_WHAT YOU WILL DO_. Transcribe all the entries word for word, skipping the pictures.

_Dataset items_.
^^^^
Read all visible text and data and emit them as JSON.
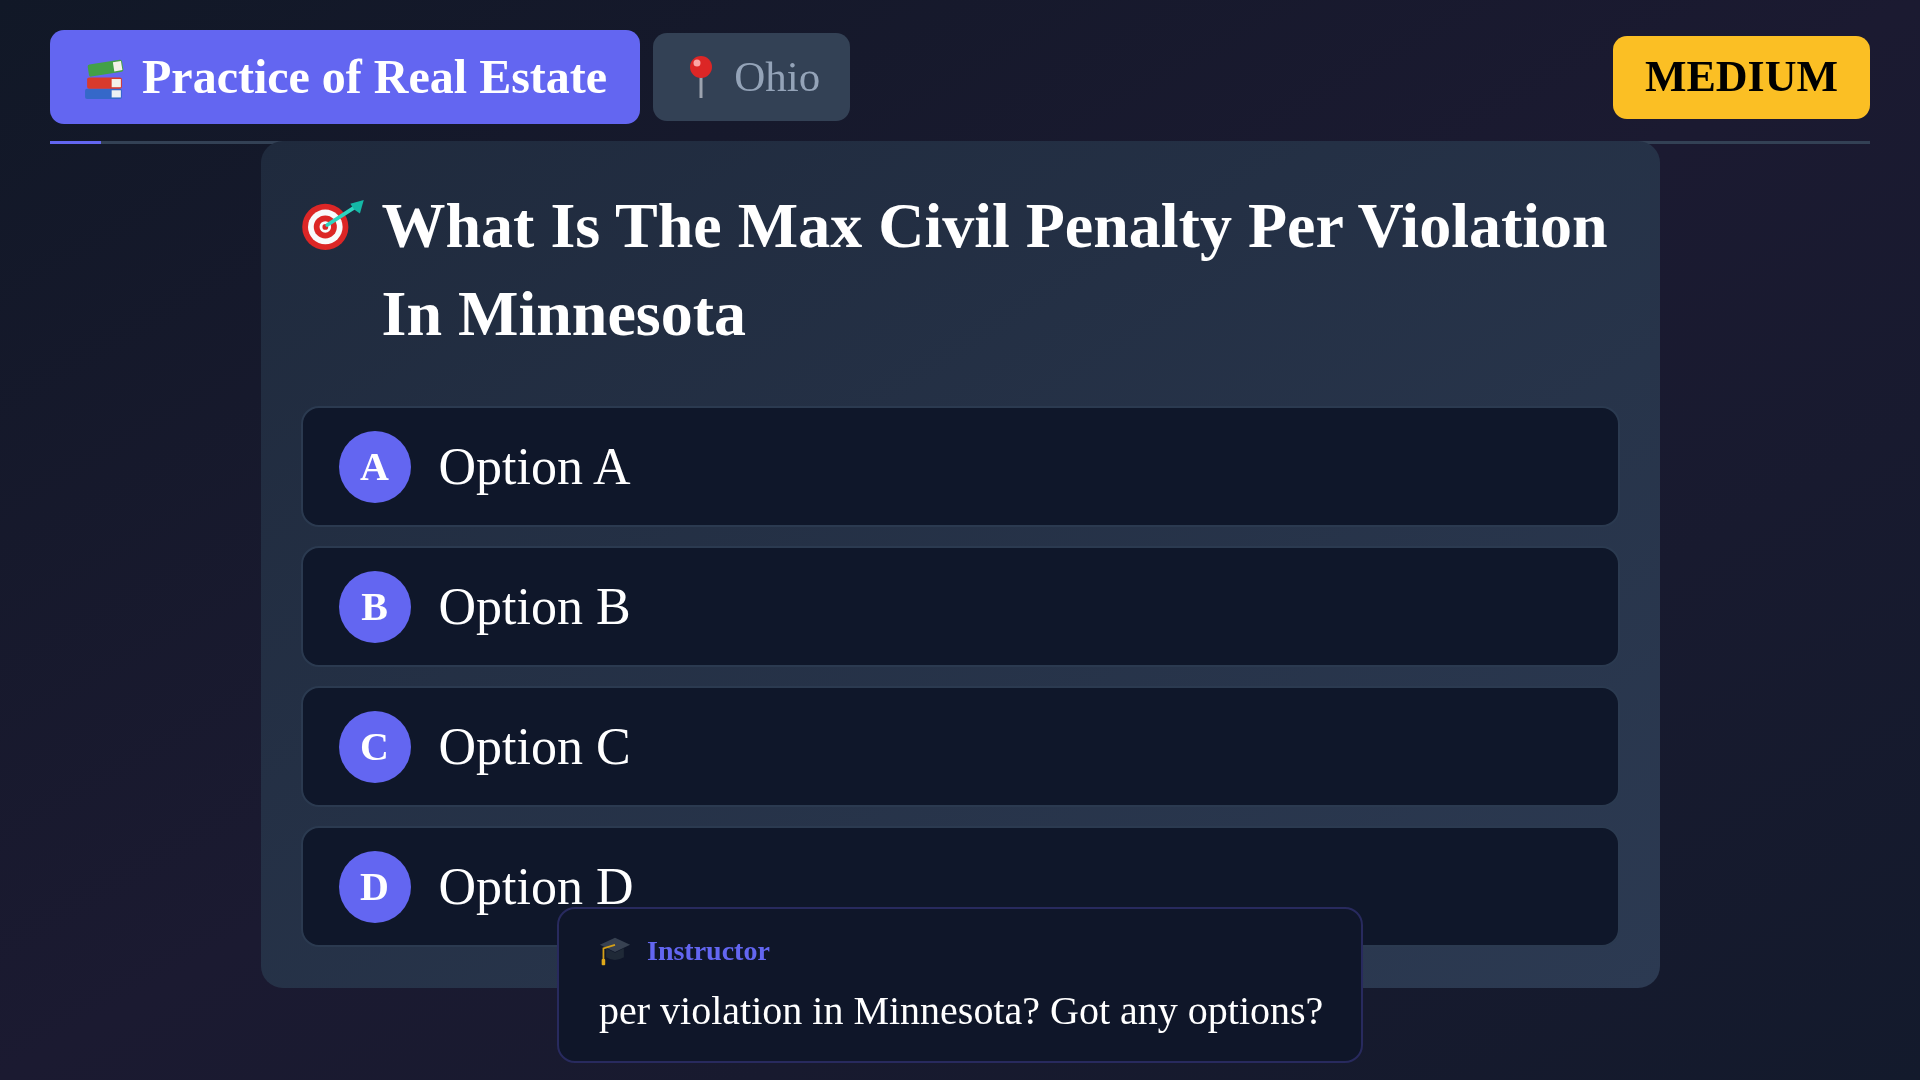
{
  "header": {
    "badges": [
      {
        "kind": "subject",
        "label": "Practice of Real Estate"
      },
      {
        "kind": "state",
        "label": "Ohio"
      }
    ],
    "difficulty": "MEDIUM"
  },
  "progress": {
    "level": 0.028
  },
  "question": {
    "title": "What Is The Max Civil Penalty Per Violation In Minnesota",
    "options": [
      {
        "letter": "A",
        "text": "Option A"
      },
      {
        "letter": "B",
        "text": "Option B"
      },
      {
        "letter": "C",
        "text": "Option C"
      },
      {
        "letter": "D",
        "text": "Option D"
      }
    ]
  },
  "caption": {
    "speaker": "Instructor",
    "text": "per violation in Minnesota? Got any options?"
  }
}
^^^^
_FINISHED EXERCISE_.
Read all visible text and data and emit them as JSON.
{
  "header": {
    "badges": [
      {
        "kind": "subject",
        "label": "Practice of Real Estate"
      },
      {
        "kind": "state",
        "label": "Ohio"
      }
    ],
    "difficulty": "MEDIUM"
  },
  "progress": {
    "level": 0.028
  },
  "question": {
    "title": "What Is The Max Civil Penalty Per Violation In Minnesota",
    "options": [
      {
        "letter": "A",
        "text": "Option A"
      },
      {
        "letter": "B",
        "text": "Option B"
      },
      {
        "letter": "C",
        "text": "Option C"
      },
      {
        "letter": "D",
        "text": "Option D"
      }
    ]
  },
  "caption": {
    "speaker": "Instructor",
    "text": "per violation in Minnesota? Got any options?"
  }
}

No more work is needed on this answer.